Your answer should be a single number: the count of lines containing the string "Luino".

— Begin Data entries —

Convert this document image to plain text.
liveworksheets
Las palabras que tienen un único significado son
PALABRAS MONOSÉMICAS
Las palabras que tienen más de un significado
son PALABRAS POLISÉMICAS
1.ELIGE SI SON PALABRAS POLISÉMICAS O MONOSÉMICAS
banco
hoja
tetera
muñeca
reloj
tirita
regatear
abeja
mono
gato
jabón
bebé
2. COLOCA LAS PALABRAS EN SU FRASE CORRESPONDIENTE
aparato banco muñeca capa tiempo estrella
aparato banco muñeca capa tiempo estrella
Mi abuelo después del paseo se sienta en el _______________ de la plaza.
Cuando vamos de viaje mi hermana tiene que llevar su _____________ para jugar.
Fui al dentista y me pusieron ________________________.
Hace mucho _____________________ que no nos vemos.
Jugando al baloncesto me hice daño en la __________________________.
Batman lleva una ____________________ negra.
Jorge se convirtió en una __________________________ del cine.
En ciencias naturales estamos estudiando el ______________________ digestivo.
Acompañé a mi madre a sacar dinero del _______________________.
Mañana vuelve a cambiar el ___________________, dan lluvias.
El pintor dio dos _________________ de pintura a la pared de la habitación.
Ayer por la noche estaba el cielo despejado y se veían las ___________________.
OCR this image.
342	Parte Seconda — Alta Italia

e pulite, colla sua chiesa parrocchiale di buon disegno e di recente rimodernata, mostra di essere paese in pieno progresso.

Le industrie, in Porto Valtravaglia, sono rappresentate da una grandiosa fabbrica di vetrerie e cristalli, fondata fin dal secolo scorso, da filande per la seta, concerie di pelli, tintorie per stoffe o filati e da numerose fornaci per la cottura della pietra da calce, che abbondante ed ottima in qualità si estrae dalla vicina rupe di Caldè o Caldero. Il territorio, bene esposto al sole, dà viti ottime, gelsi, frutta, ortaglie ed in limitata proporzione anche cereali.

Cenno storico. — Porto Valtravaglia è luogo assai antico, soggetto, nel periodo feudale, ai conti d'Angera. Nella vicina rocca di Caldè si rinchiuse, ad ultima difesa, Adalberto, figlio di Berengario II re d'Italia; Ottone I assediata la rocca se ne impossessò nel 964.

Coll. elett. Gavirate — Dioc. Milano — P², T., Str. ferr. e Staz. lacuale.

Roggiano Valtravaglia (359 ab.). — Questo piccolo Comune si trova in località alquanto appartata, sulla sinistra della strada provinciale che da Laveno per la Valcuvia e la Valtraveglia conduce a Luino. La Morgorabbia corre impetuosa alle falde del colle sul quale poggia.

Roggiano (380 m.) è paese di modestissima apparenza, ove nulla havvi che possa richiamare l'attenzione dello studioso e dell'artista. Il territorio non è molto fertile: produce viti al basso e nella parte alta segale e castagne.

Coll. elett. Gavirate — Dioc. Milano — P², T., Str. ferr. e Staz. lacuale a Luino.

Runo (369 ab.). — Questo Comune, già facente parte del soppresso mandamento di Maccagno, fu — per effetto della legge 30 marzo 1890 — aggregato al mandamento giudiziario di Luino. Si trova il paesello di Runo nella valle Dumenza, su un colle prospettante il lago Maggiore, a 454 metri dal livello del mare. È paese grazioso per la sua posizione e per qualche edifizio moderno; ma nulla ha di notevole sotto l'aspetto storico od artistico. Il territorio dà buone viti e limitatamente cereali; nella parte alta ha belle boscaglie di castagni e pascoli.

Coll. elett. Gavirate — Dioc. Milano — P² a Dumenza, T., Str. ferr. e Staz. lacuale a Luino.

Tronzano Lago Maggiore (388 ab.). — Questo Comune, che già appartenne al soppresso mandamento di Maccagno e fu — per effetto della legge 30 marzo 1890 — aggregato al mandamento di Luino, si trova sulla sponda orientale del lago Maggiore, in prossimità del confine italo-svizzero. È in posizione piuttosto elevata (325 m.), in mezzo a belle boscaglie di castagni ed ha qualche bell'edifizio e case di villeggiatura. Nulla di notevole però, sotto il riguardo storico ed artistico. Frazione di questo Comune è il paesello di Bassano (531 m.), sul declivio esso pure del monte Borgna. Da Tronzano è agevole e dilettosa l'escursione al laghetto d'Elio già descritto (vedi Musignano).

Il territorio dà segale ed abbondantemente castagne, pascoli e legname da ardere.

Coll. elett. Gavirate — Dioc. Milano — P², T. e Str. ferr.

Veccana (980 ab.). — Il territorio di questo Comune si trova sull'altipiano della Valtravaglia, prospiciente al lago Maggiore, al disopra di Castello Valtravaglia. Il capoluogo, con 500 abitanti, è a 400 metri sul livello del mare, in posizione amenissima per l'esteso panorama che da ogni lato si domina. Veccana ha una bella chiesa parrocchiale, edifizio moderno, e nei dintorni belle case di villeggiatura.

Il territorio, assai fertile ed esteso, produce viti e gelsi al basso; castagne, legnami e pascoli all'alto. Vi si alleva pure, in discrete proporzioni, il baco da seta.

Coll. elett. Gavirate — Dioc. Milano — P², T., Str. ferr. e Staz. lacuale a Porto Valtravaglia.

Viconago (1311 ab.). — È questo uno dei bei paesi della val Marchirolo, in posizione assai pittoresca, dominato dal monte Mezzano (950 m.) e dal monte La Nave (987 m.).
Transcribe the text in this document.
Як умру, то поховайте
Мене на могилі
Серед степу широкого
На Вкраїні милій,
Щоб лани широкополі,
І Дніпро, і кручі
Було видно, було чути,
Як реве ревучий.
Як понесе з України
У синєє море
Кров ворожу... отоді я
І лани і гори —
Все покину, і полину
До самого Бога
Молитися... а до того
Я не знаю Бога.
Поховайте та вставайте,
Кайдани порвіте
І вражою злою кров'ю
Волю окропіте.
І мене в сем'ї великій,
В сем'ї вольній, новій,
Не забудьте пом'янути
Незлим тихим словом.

— End Data entries —

**Response to the task**. 5